+++ Data for processing

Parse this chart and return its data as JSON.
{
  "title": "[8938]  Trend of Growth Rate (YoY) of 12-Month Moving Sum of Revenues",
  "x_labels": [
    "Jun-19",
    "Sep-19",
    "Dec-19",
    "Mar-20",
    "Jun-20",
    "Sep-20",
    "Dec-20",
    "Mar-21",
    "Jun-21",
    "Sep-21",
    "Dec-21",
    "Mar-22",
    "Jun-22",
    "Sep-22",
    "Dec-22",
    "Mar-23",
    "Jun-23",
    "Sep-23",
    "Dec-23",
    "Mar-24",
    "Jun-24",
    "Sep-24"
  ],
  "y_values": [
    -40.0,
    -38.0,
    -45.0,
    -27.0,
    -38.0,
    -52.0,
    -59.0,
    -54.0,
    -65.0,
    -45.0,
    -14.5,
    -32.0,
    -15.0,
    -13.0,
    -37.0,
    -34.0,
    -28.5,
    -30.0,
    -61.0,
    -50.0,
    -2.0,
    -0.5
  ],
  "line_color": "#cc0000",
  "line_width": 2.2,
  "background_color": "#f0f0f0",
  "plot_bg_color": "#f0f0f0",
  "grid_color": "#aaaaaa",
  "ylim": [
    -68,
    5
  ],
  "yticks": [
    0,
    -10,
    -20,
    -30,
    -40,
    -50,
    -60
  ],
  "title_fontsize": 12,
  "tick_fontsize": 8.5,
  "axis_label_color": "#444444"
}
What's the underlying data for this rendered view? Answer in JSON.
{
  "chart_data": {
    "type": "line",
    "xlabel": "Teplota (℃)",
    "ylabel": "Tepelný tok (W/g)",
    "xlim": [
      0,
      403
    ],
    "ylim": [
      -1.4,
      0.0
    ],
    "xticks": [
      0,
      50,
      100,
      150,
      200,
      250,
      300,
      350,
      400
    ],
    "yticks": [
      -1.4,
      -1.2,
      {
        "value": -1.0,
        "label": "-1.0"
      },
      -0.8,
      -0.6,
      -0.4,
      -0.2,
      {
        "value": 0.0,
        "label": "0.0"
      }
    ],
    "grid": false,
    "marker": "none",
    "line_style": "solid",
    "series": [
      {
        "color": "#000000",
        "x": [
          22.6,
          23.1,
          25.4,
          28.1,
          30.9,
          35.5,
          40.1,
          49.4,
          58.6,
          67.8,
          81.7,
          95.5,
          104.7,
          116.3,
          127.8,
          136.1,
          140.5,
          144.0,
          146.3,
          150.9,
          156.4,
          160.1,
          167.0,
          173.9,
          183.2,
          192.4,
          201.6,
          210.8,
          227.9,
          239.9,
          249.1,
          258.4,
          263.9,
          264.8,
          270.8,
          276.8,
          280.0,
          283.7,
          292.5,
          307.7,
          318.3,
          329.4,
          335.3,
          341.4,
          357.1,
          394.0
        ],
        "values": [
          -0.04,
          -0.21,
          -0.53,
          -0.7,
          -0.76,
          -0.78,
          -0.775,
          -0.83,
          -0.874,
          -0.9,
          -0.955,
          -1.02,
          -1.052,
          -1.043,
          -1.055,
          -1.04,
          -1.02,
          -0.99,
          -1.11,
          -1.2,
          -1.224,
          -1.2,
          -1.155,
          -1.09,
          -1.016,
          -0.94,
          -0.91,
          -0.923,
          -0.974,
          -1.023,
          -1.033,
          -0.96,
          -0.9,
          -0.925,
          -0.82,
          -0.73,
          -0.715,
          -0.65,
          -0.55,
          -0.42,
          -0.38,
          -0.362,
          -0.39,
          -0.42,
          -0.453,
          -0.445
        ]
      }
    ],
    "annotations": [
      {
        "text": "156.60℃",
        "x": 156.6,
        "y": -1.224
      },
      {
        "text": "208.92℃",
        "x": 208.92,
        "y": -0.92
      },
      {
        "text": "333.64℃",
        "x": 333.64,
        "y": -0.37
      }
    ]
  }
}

++++++

Exercise goal: Select from the material above each line in which the string "this" appears, and list those lines.

Task solution:
Parse this chart and return its data as JSON.
What's the underlying data for this rendered view? Answer in JSON.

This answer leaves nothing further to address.